(Collected data)
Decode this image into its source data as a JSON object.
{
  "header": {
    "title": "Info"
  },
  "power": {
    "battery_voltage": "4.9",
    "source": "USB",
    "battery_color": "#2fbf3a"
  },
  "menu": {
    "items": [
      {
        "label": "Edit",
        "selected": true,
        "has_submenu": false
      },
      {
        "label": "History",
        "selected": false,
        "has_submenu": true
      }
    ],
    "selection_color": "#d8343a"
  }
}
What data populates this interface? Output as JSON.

==

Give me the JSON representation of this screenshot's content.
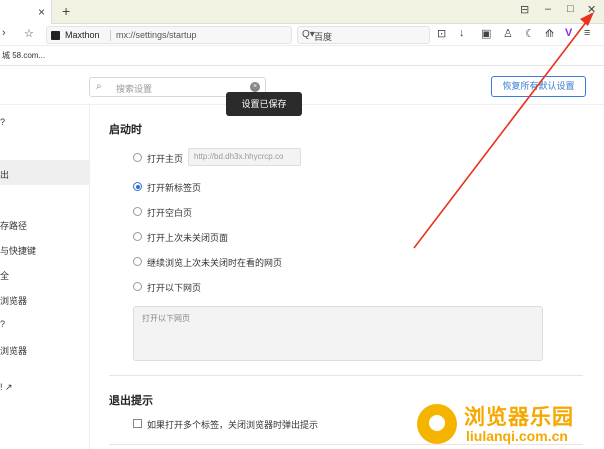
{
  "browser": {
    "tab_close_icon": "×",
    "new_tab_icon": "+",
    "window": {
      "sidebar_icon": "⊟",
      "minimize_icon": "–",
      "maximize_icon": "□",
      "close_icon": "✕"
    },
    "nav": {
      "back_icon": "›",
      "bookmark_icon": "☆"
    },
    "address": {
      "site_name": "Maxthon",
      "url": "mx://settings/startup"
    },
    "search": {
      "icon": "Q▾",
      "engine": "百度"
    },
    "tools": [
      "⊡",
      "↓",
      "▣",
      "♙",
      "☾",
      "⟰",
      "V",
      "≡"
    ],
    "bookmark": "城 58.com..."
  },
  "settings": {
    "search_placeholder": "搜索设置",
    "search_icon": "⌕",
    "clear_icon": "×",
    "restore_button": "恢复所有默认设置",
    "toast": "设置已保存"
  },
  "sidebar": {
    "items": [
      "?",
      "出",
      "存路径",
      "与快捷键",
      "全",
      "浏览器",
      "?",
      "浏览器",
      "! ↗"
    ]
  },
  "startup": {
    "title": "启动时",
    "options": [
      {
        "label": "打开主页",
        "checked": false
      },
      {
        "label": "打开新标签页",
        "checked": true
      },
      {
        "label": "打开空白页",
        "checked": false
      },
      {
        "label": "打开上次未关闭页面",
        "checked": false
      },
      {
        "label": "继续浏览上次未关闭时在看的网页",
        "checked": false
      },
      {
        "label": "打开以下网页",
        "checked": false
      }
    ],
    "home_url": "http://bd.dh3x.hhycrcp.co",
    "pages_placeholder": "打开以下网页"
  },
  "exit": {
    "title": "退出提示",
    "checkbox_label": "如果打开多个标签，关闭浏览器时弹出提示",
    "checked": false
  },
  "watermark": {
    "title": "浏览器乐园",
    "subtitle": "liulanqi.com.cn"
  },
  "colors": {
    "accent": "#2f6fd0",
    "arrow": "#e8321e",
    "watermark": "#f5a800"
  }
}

• **What to work on**
Write down exactly the span of lines above from the one containing "Decode this image" to the one containing "What data populates", both ends included.

• **Answer below**
Decode this image into its source data as a JSON object.
{
  "header": {
    "title": "Info"
  },
  "power": {
    "battery_voltage": "4.9",
    "source": "USB",
    "battery_color": "#2fbf3a"
  },
  "menu": {
    "items": [
      {
        "label": "Edit",
        "selected": true,
        "has_submenu": false
      },
      {
        "label": "History",
        "selected": false,
        "has_submenu": true
      }
    ],
    "selection_color": "#d8343a"
  }
}
What data populates this interface? Output as JSON.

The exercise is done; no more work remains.